◆ **TASK PROMPT**
Please repeat the part of the Nagoya travel text that opens with the words "The city’s industrial" and closes with "buy Noritake products.", swapping "pottery" for "ceramics".

◆ **TEXT PROVIDED**
━━━

Arimatsu can be reached directly from Meitetsu Nagoya Station (20min), but if you’re already at Atsuta-jingu you can board the train at the closer Jingu-mae Station. The ticket collector at Meitetsu Arimatsu can give you an English map of the area, although the houses are clearly visible from the station exit. One of the first of the old wooden houses you’ll pass after you turn left into the conservation area street is Kaihantei, which is also home to the delicious bakery-café Dasenka.
Around Nagoya Station
The area around Nagoya’s trio of train stations is like a mini-Manhattan with a clutch of tower blocks including Midland Square, Toyota’s headquarters. Apart from the shops, restaurants and multiplex cinema here there’s also the Sky Promenade, a partially open walkway that winds its way down from the 46th to the 44th floors of the building for a panoramic view of Nagoya.
The city’s industrial heritage is neatly covered in a couple of fascinating museums. Ten minutes’ walk north of Nagoya Station is Noritake Garden. The former factory and grounds of the celebrated china manufacturer have been transformed into a very pleasant park within which you’ll find a craft centre where you can watch pottery being created and try your own hand at painting a plate (¥1600). In a 1904-vintage brick building, the Morimura-Okura Museum Canvas reveals in ingenious ways the history and science involved in the ceramics technologies of the Morimura group (of which Noritake is a member). Elsewhere on the spacious green site there is a good café, a gallery of modern pottery and showrooms where you can buy Noritake products.

━━━

◆ **COLLECTED MATERIAL**
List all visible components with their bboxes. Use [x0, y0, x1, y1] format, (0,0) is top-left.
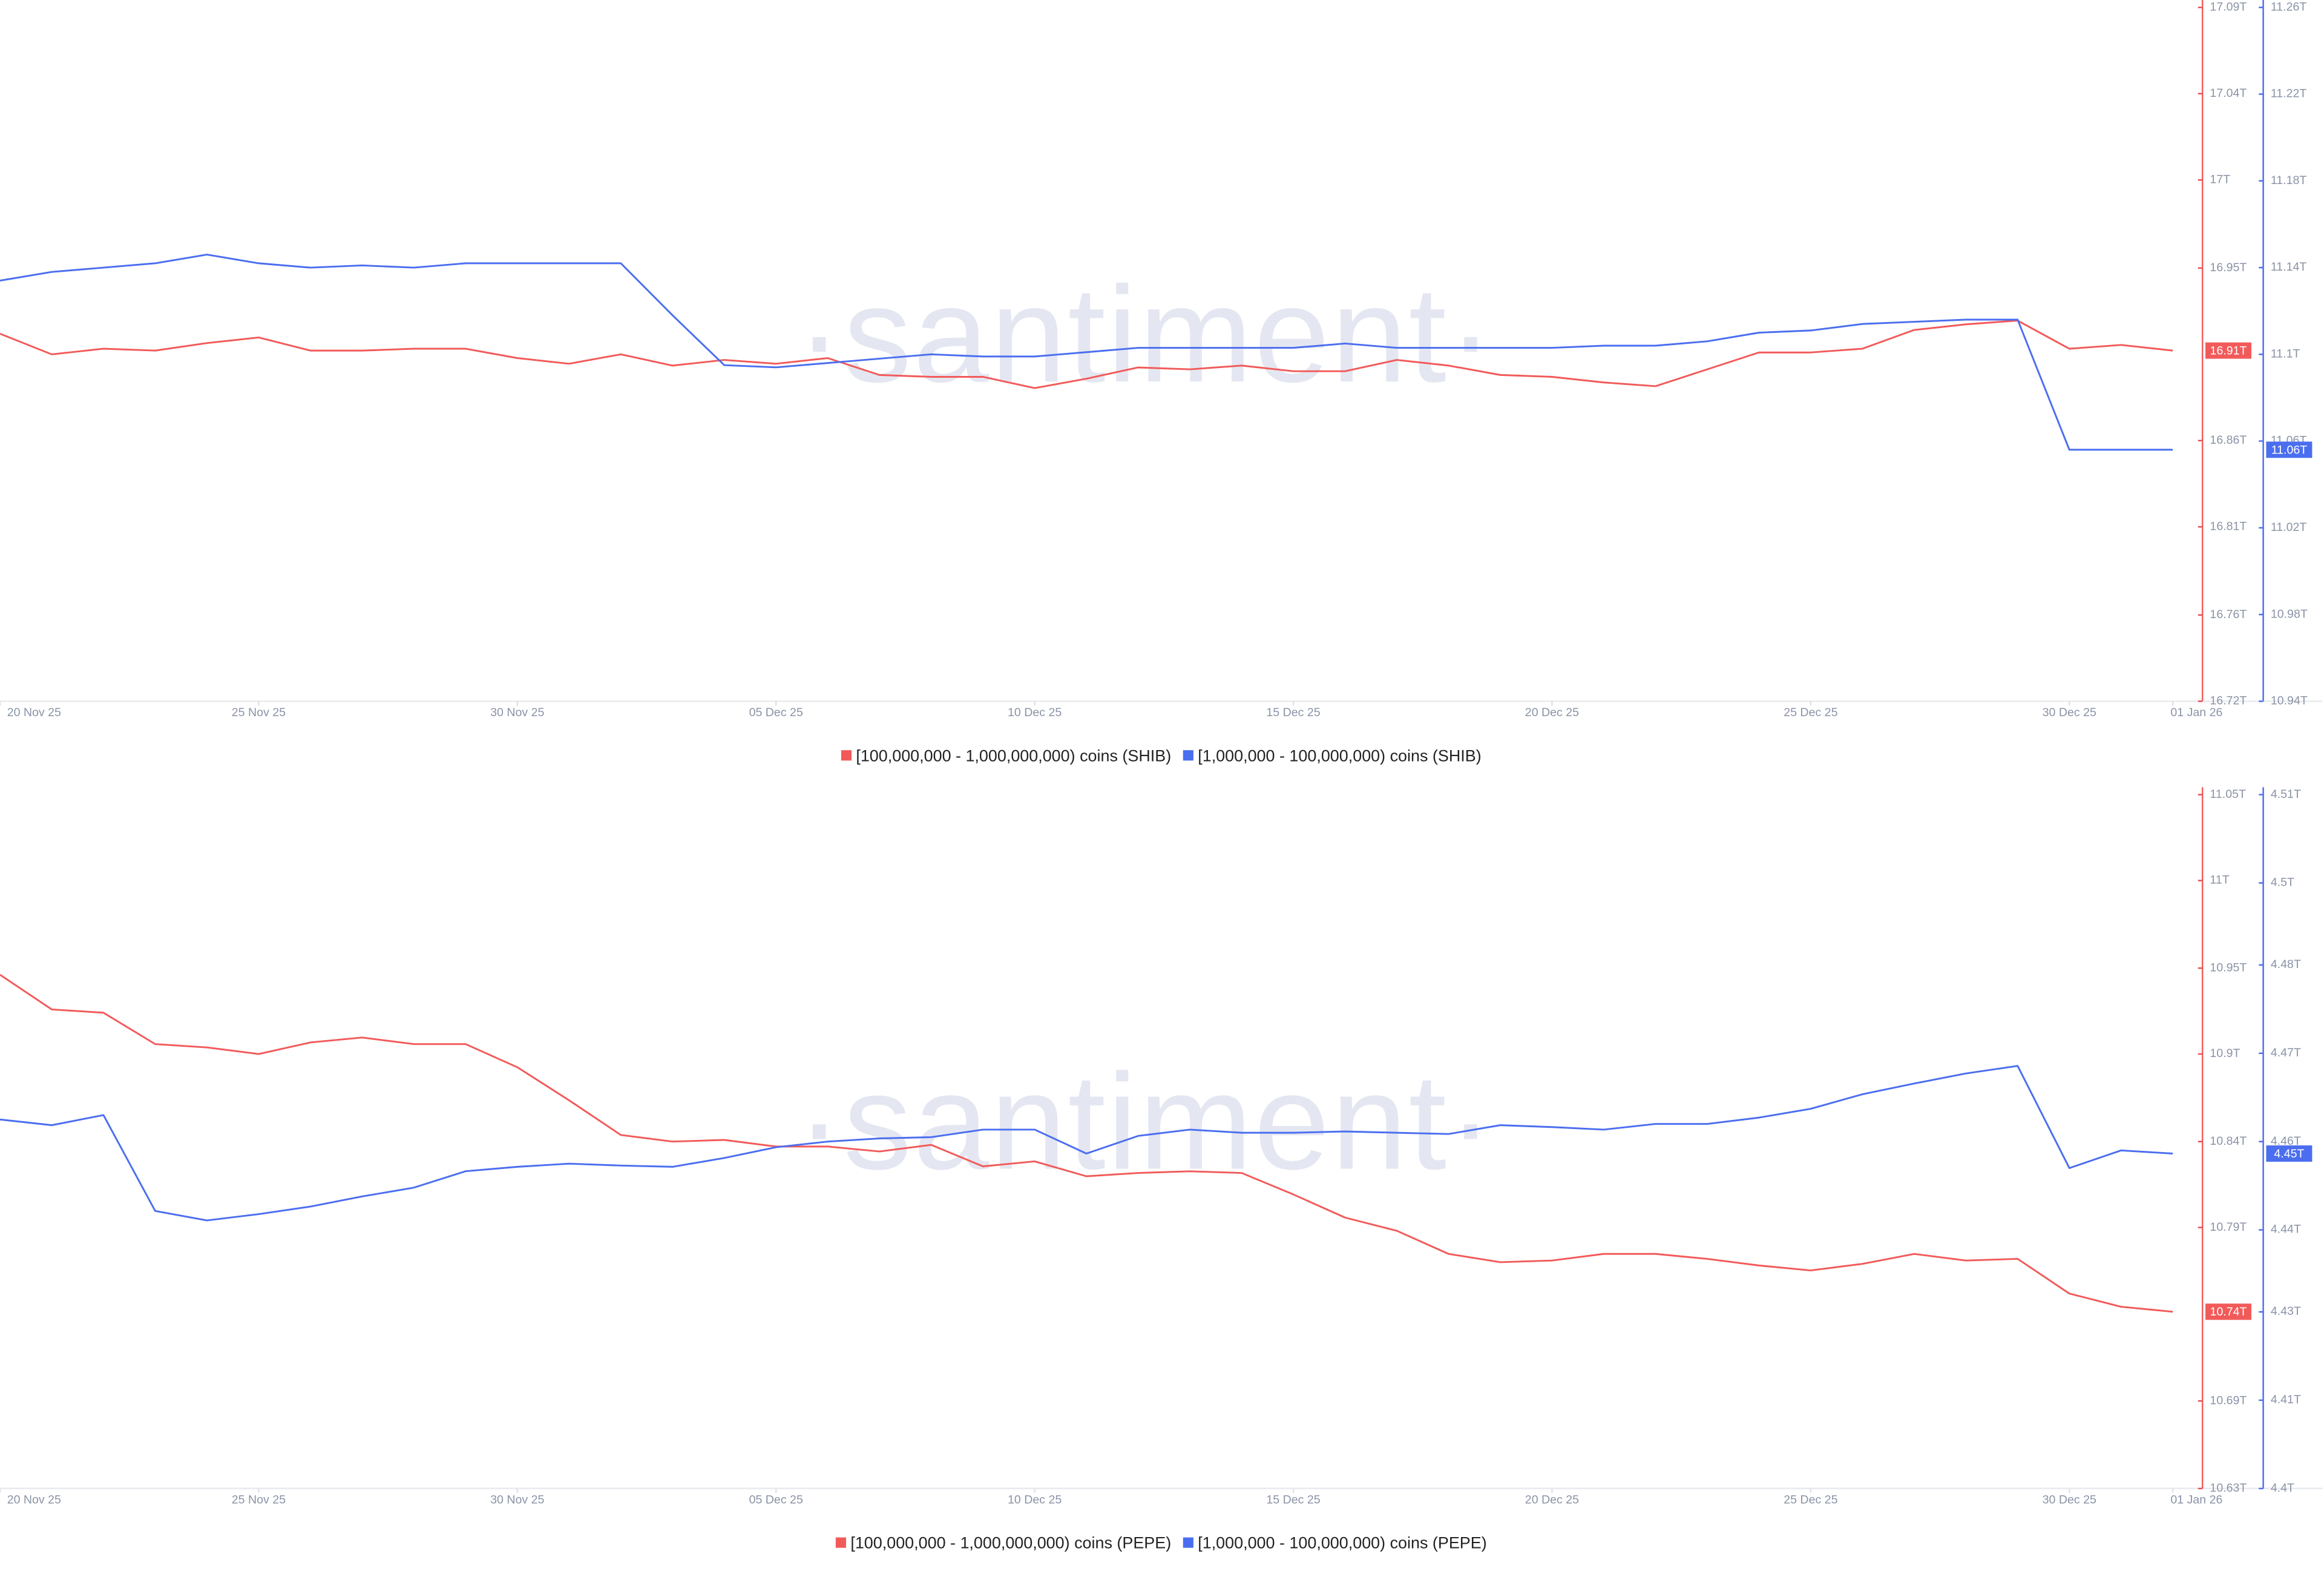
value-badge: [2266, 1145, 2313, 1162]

━━━

◆ **WORKED ANSWER**
The city’s industrial heritage is neatly covered in a couple of fascinating museums. Ten minutes’ walk north of Nagoya Station is Noritake Garden. The former factory and grounds of the celebrated china manufacturer have been transformed into a very pleasant park within which you’ll find a craft centre where you can watch ceramics being created and try your own hand at painting a plate (¥1600). In a 1904-vintage brick building, the Morimura-Okura Museum Canvas reveals in ingenious ways the history and science involved in the ceramics technologies of the Morimura group (of which Noritake is a member). Elsewhere on the spacious green site there is a good café, a gallery of modern ceramics and showrooms where you can buy Noritake products.